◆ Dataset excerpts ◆
───

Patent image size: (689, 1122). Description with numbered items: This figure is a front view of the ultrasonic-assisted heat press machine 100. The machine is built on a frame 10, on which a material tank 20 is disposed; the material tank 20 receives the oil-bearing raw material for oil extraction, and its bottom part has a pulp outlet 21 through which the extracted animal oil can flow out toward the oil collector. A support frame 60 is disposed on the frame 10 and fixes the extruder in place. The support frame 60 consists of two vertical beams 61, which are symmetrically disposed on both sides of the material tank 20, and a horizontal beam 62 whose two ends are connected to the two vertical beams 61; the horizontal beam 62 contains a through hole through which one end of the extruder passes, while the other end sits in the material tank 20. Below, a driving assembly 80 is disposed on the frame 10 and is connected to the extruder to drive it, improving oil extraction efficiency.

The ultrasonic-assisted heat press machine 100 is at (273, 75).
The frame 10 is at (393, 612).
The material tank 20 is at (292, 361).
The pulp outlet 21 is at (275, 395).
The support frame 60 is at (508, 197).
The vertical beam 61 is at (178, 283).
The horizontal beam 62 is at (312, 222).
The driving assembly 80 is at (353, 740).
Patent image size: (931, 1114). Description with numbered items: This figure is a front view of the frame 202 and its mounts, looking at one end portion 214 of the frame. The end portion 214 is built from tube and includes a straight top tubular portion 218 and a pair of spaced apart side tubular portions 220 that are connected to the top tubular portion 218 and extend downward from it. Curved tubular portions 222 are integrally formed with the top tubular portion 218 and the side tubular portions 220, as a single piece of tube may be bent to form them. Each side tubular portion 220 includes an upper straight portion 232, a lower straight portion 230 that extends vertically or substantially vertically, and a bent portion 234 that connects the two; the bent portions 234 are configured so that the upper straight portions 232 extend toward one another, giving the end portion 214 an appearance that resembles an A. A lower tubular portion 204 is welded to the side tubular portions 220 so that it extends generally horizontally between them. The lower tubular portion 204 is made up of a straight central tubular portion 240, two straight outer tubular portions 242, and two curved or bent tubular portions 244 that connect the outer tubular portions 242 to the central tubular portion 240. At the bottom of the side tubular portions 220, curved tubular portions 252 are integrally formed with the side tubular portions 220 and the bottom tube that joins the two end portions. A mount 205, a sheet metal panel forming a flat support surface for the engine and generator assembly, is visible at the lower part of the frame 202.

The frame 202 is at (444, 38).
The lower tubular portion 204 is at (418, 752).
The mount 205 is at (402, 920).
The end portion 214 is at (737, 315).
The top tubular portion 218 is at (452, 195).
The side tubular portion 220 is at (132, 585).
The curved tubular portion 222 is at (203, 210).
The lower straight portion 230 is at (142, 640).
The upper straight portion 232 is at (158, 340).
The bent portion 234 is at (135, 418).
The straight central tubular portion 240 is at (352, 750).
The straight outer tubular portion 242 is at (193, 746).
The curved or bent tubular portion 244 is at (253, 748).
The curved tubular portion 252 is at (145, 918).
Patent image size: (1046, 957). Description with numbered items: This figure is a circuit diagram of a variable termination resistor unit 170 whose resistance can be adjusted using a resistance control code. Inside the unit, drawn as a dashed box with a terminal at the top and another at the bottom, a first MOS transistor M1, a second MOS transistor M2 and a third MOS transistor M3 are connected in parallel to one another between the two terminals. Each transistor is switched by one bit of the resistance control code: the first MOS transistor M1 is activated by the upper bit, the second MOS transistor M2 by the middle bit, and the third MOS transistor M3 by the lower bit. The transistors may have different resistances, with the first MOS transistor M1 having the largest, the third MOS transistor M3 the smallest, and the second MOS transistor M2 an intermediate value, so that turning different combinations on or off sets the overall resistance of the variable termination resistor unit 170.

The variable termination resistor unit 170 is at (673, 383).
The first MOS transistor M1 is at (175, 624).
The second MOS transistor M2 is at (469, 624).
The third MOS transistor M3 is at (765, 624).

───

◆ Task requirements ◆
Reproduce all of the items above, switching "front view" to "rear view" wherever it occurs and leaving everything else unchanged.

◆ Answer below ◆
Patent image size: (689, 1122). Description with numbered items: This figure is a rear view of the ultrasonic-assisted heat press machine 100. The machine is built on a frame 10, on which a material tank 20 is disposed; the material tank 20 receives the oil-bearing raw material for oil extraction, and its bottom part has a pulp outlet 21 through which the extracted animal oil can flow out toward the oil collector. A support frame 60 is disposed on the frame 10 and fixes the extruder in place. The support frame 60 consists of two vertical beams 61, which are symmetrically disposed on both sides of the material tank 20, and a horizontal beam 62 whose two ends are connected to the two vertical beams 61; the horizontal beam 62 contains a through hole through which one end of the extruder passes, while the other end sits in the material tank 20. Below, a driving assembly 80 is disposed on the frame 10 and is connected to the extruder to drive it, improving oil extraction efficiency.

The ultrasonic-assisted heat press machine 100 is at (273, 75).
The frame 10 is at (393, 612).
The material tank 20 is at (292, 361).
The pulp outlet 21 is at (275, 395).
The support frame 60 is at (508, 197).
The vertical beam 61 is at (178, 283).
The horizontal beam 62 is at (312, 222).
The driving assembly 80 is at (353, 740).
Patent image size: (931, 1114). Description with numbered items: This figure is a rear view of the frame 202 and its mounts, looking at one end portion 214 of the frame. The end portion 214 is built from tube and includes a straight top tubular portion 218 and a pair of spaced apart side tubular portions 220 that are connected to the top tubular portion 218 and extend downward from it. Curved tubular portions 222 are integrally formed with the top tubular portion 218 and the side tubular portions 220, as a single piece of tube may be bent to form them. Each side tubular portion 220 includes an upper straight portion 232, a lower straight portion 230 that extends vertically or substantially vertically, and a bent portion 234 that connects the two; the bent portions 234 are configured so that the upper straight portions 232 extend toward one another, giving the end portion 214 an appearance that resembles an A. A lower tubular portion 204 is welded to the side tubular portions 220 so that it extends generally horizontally between them. The lower tubular portion 204 is made up of a straight central tubular portion 240, two straight outer tubular portions 242, and two curved or bent tubular portions 244 that connect the outer tubular portions 242 to the central tubular portion 240. At the bottom of the side tubular portions 220, curved tubular portions 252 are integrally formed with the side tubular portions 220 and the bottom tube that joins the two end portions. A mount 205, a sheet metal panel forming a flat support surface for the engine and generator assembly, is visible at the lower part of the frame 202.

The frame 202 is at (444, 38).
The lower tubular portion 204 is at (418, 752).
The mount 205 is at (402, 920).
The end portion 214 is at (737, 315).
The top tubular portion 218 is at (452, 195).
The side tubular portion 220 is at (132, 585).
The curved tubular portion 222 is at (203, 210).
The lower straight portion 230 is at (142, 640).
The upper straight portion 232 is at (158, 340).
The bent portion 234 is at (135, 418).
The straight central tubular portion 240 is at (352, 750).
The straight outer tubular portion 242 is at (193, 746).
The curved or bent tubular portion 244 is at (253, 748).
The curved tubular portion 252 is at (145, 918).
Patent image size: (1046, 957). Description with numbered items: This figure is a circuit diagram of a variable termination resistor unit 170 whose resistance can be adjusted using a resistance control code. Inside the unit, drawn as a dashed box with a terminal at the top and another at the bottom, a first MOS transistor M1, a second MOS transistor M2 and a third MOS transistor M3 are connected in parallel to one another between the two terminals. Each transistor is switched by one bit of the resistance control code: the first MOS transistor M1 is activated by the upper bit, the second MOS transistor M2 by the middle bit, and the third MOS transistor M3 by the lower bit. The transistors may have different resistances, with the first MOS transistor M1 having the largest, the third MOS transistor M3 the smallest, and the second MOS transistor M2 an intermediate value, so that turning different combinations on or off sets the overall resistance of the variable termination resistor unit 170.

The variable termination resistor unit 170 is at (673, 383).
The first MOS transistor M1 is at (175, 624).
The second MOS transistor M2 is at (469, 624).
The third MOS transistor M3 is at (765, 624).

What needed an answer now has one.